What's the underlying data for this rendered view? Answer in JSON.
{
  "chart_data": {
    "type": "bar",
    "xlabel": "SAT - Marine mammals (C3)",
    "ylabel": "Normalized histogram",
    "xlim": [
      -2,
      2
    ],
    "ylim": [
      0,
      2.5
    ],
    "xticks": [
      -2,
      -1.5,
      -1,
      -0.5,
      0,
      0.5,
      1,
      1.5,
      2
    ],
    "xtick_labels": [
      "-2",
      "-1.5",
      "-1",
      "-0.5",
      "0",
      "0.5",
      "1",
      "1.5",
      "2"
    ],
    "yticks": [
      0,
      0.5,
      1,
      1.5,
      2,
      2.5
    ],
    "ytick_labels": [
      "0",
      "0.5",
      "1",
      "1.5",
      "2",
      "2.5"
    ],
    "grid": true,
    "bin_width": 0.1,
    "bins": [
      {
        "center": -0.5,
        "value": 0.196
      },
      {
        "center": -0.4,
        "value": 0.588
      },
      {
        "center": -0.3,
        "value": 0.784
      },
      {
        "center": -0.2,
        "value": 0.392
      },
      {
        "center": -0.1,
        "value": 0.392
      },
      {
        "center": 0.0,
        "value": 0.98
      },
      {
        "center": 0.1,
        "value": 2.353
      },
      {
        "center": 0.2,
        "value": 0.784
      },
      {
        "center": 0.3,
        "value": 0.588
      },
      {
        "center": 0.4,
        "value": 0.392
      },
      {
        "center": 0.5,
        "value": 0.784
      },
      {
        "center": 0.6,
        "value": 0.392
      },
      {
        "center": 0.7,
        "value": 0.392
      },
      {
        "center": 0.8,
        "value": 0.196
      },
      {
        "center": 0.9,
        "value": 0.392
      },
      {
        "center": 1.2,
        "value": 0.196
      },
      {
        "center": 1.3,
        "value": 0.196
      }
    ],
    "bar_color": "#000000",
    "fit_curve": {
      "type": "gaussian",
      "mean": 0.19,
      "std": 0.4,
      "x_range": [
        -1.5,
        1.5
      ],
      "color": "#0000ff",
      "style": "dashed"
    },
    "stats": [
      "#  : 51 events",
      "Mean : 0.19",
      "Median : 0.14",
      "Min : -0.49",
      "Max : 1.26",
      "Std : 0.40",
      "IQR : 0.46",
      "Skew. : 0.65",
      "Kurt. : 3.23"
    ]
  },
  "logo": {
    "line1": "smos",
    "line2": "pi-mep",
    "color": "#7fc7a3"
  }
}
◇ ◇ ◇ ◇
◆ EXERCISE ◆
Your task is to output all of the data above word for word.

◆ EXERCISE RESPONSE ◆
What's the underlying data for this rendered view? Answer in JSON.
{
  "chart_data": {
    "type": "bar",
    "xlabel": "SAT - Marine mammals (C3)",
    "ylabel": "Normalized histogram",
    "xlim": [
      -2,
      2
    ],
    "ylim": [
      0,
      2.5
    ],
    "xticks": [
      -2,
      -1.5,
      -1,
      -0.5,
      0,
      0.5,
      1,
      1.5,
      2
    ],
    "xtick_labels": [
      "-2",
      "-1.5",
      "-1",
      "-0.5",
      "0",
      "0.5",
      "1",
      "1.5",
      "2"
    ],
    "yticks": [
      0,
      0.5,
      1,
      1.5,
      2,
      2.5
    ],
    "ytick_labels": [
      "0",
      "0.5",
      "1",
      "1.5",
      "2",
      "2.5"
    ],
    "grid": true,
    "bin_width": 0.1,
    "bins": [
      {
        "center": -0.5,
        "value": 0.196
      },
      {
        "center": -0.4,
        "value": 0.588
      },
      {
        "center": -0.3,
        "value": 0.784
      },
      {
        "center": -0.2,
        "value": 0.392
      },
      {
        "center": -0.1,
        "value": 0.392
      },
      {
        "center": 0.0,
        "value": 0.98
      },
      {
        "center": 0.1,
        "value": 2.353
      },
      {
        "center": 0.2,
        "value": 0.784
      },
      {
        "center": 0.3,
        "value": 0.588
      },
      {
        "center": 0.4,
        "value": 0.392
      },
      {
        "center": 0.5,
        "value": 0.784
      },
      {
        "center": 0.6,
        "value": 0.392
      },
      {
        "center": 0.7,
        "value": 0.392
      },
      {
        "center": 0.8,
        "value": 0.196
      },
      {
        "center": 0.9,
        "value": 0.392
      },
      {
        "center": 1.2,
        "value": 0.196
      },
      {
        "center": 1.3,
        "value": 0.196
      }
    ],
    "bar_color": "#000000",
    "fit_curve": {
      "type": "gaussian",
      "mean": 0.19,
      "std": 0.4,
      "x_range": [
        -1.5,
        1.5
      ],
      "color": "#0000ff",
      "style": "dashed"
    },
    "stats": [
      "#  : 51 events",
      "Mean : 0.19",
      "Median : 0.14",
      "Min : -0.49",
      "Max : 1.26",
      "Std : 0.40",
      "IQR : 0.46",
      "Skew. : 0.65",
      "Kurt. : 3.23"
    ]
  },
  "logo": {
    "line1": "smos",
    "line2": "pi-mep",
    "color": "#7fc7a3"
  }
}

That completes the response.